(Element and region data)
--- start ---
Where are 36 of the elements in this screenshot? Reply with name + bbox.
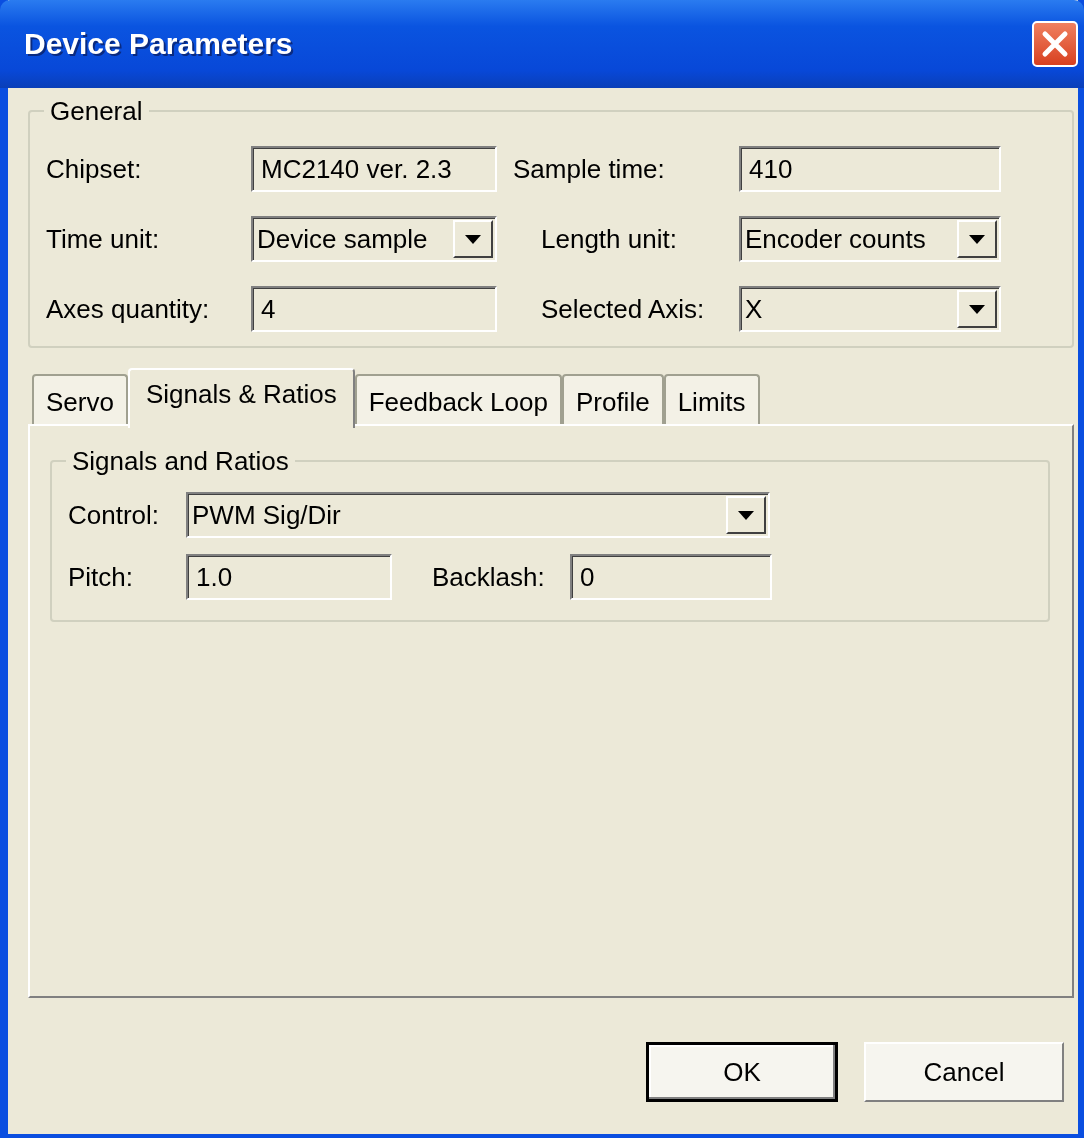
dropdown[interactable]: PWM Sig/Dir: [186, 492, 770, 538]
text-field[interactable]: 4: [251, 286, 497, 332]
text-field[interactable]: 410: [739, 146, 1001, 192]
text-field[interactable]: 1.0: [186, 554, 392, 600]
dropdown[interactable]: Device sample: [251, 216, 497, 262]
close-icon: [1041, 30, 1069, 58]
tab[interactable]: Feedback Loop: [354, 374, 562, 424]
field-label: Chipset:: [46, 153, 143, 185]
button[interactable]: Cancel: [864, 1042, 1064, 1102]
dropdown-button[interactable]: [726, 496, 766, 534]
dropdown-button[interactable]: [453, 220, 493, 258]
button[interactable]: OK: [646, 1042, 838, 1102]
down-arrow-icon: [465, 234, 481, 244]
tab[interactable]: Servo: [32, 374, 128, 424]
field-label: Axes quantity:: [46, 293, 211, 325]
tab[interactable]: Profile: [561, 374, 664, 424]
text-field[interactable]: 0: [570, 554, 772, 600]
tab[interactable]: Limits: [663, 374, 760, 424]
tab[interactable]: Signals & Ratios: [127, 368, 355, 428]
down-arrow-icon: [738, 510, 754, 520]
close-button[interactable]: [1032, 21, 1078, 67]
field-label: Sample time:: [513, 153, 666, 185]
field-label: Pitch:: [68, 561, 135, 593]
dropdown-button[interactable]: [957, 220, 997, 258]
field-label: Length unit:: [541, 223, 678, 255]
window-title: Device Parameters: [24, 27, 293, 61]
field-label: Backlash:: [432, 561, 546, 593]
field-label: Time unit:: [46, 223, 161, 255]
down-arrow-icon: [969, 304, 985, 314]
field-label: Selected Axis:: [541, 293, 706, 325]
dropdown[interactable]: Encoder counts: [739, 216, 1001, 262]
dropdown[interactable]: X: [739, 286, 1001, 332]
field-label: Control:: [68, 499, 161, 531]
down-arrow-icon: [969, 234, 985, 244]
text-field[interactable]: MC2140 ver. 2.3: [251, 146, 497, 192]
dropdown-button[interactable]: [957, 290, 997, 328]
--- end ---
Objective: Can you write out the material above again, swapping "dropdown-button" for "combo-button" wherever it occurs and keeping every other part the same? Leave out the picture.

Task output:
Where are 36 of the elements in this screenshot? Reply with name + bbox.
dropdown[interactable]: PWM Sig/Dir: [186, 492, 770, 538]
text-field[interactable]: 4: [251, 286, 497, 332]
text-field[interactable]: 410: [739, 146, 1001, 192]
text-field[interactable]: 1.0: [186, 554, 392, 600]
dropdown[interactable]: Device sample: [251, 216, 497, 262]
close-icon: [1041, 30, 1069, 58]
tab[interactable]: Feedback Loop: [354, 374, 562, 424]
field-label: Chipset:: [46, 153, 143, 185]
button[interactable]: Cancel: [864, 1042, 1064, 1102]
combo-button[interactable]: [726, 496, 766, 534]
combo-button[interactable]: [453, 220, 493, 258]
button[interactable]: OK: [646, 1042, 838, 1102]
down-arrow-icon: [465, 234, 481, 244]
tab[interactable]: Servo: [32, 374, 128, 424]
field-label: Axes quantity:: [46, 293, 211, 325]
tab[interactable]: Profile: [561, 374, 664, 424]
text-field[interactable]: 0: [570, 554, 772, 600]
tab[interactable]: Limits: [663, 374, 760, 424]
tab[interactable]: Signals & Ratios: [127, 368, 355, 428]
down-arrow-icon: [738, 510, 754, 520]
close-button[interactable]: [1032, 21, 1078, 67]
field-label: Sample time:: [513, 153, 666, 185]
field-label: Pitch:: [68, 561, 135, 593]
combo-button[interactable]: [957, 220, 997, 258]
field-label: Length unit:: [541, 223, 678, 255]
window-title: Device Parameters: [24, 27, 293, 61]
field-label: Backlash:: [432, 561, 546, 593]
field-label: Time unit:: [46, 223, 161, 255]
down-arrow-icon: [969, 304, 985, 314]
field-label: Selected Axis:: [541, 293, 706, 325]
dropdown[interactable]: Encoder counts: [739, 216, 1001, 262]
dropdown[interactable]: X: [739, 286, 1001, 332]
field-label: Control:: [68, 499, 161, 531]
down-arrow-icon: [969, 234, 985, 244]
text-field[interactable]: MC2140 ver. 2.3: [251, 146, 497, 192]
combo-button[interactable]: [957, 290, 997, 328]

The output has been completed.